A block of data:
-- START --
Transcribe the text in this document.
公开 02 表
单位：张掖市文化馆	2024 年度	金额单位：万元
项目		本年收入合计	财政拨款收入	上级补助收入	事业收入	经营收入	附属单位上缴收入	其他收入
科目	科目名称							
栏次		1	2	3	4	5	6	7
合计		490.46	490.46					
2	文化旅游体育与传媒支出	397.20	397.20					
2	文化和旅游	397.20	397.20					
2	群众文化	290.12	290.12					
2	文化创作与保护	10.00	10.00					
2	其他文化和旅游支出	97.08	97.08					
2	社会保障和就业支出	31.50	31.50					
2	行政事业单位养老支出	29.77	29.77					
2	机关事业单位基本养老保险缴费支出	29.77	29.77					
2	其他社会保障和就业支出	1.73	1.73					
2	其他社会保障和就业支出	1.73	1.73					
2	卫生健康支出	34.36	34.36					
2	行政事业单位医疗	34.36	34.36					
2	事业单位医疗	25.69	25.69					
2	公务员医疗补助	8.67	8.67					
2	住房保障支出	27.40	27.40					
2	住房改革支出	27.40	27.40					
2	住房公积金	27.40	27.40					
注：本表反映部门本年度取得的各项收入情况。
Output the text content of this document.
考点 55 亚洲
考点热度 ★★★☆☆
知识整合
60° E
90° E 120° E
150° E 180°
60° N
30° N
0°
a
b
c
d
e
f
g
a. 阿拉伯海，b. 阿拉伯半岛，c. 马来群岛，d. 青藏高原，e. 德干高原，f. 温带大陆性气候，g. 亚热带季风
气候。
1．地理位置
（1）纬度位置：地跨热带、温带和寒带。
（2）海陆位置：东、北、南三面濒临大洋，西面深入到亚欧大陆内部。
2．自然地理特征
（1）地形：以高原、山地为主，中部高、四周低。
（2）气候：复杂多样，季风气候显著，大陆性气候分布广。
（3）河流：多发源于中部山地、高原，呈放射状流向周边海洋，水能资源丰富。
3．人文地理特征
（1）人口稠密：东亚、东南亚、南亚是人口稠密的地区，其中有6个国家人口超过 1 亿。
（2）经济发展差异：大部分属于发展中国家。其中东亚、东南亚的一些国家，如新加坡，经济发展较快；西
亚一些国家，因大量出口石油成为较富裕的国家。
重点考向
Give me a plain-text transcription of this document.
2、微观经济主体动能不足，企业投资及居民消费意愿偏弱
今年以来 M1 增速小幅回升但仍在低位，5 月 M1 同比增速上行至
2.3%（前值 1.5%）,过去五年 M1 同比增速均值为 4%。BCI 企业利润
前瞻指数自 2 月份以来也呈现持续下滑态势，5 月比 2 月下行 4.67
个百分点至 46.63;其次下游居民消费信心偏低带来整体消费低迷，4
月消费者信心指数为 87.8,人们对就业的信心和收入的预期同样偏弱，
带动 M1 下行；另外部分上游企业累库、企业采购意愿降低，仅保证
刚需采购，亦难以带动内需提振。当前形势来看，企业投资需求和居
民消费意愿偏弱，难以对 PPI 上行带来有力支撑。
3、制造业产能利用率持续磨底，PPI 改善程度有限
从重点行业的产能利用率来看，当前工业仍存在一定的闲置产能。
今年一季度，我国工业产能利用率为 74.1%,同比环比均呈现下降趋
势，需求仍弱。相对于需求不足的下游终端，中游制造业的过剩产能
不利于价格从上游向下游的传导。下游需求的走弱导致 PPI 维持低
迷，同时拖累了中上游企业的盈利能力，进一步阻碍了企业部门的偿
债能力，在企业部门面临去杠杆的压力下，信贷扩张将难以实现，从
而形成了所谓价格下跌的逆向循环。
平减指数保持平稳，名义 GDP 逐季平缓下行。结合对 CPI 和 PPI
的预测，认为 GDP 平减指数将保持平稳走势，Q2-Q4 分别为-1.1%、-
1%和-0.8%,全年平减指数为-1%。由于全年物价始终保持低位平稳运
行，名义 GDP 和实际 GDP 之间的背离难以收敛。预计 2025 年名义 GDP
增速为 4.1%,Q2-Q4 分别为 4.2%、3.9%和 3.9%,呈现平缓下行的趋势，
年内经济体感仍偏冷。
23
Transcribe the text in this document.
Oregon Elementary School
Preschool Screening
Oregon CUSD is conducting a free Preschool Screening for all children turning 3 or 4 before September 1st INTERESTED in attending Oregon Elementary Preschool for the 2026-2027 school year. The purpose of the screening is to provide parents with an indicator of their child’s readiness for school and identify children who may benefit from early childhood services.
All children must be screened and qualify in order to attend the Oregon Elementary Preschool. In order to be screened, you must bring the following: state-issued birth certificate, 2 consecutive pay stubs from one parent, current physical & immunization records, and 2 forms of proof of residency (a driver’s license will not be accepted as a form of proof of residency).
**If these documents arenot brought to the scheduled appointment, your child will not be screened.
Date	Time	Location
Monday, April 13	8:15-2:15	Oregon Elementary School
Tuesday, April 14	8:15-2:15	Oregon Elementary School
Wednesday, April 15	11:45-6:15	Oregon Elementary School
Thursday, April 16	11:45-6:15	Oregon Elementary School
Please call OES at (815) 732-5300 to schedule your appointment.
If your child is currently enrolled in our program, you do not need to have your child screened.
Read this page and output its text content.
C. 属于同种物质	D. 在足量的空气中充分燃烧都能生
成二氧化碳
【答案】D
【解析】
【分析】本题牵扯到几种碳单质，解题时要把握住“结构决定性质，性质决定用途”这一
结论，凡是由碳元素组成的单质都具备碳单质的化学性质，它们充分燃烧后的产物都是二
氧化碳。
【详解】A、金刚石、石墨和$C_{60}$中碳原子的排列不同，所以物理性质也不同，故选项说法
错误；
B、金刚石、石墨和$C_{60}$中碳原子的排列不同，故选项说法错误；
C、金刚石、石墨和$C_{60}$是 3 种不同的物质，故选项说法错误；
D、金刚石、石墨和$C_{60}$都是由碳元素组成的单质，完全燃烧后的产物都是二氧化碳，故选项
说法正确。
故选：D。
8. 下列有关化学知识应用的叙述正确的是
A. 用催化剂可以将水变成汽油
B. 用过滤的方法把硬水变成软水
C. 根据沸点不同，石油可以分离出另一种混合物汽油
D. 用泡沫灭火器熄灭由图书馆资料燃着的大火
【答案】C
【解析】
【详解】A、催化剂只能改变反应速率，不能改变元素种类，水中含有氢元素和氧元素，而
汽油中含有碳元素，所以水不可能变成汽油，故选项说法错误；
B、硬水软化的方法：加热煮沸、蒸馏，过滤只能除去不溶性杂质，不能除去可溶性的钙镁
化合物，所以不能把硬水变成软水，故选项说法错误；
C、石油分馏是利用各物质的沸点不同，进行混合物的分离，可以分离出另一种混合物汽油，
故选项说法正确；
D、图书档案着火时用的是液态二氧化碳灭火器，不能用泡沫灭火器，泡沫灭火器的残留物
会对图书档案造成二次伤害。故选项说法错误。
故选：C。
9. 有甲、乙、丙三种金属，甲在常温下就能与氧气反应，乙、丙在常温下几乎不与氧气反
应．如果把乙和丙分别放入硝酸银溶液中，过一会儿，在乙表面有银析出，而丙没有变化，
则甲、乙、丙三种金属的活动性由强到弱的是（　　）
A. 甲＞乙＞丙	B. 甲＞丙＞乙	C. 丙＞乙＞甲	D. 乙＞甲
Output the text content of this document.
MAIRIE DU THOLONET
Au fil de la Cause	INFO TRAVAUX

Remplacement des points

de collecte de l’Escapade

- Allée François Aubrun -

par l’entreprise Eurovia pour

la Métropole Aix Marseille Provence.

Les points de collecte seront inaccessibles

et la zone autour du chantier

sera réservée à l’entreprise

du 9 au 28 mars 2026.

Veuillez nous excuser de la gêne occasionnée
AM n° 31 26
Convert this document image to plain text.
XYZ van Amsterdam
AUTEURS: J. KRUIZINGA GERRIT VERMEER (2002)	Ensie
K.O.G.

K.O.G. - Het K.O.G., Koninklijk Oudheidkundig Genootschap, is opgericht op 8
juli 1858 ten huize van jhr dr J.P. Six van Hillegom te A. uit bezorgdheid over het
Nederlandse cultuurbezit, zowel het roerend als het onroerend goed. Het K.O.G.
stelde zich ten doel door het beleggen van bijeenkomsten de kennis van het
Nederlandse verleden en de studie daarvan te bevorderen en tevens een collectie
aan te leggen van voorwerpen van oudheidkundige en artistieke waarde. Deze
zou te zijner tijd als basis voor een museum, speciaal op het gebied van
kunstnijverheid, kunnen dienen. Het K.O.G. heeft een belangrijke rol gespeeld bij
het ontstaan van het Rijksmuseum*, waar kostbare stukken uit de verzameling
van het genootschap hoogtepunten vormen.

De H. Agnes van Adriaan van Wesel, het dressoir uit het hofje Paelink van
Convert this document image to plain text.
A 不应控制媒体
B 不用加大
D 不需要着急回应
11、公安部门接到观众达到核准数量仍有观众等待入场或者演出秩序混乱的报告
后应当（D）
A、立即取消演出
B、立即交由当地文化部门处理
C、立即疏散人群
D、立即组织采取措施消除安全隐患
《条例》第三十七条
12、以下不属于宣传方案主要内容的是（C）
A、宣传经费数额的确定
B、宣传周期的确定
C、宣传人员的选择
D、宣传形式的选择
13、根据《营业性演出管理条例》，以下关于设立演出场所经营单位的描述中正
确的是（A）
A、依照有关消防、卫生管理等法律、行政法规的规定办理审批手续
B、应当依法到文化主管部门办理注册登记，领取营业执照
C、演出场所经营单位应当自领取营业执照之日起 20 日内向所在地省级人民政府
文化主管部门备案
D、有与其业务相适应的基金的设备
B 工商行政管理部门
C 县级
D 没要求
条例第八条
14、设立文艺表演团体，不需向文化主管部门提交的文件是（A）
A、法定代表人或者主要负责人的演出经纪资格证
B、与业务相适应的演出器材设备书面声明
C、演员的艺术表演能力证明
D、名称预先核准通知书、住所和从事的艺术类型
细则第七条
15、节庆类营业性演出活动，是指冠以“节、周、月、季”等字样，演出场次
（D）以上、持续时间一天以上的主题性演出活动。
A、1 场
-- END --
● **WRITTEN TASK**
Tally the lines in the entries above that hold the word "中碳原子的排列不同". Reply with nothing but that count.

● **SOLUTION BELOW**
2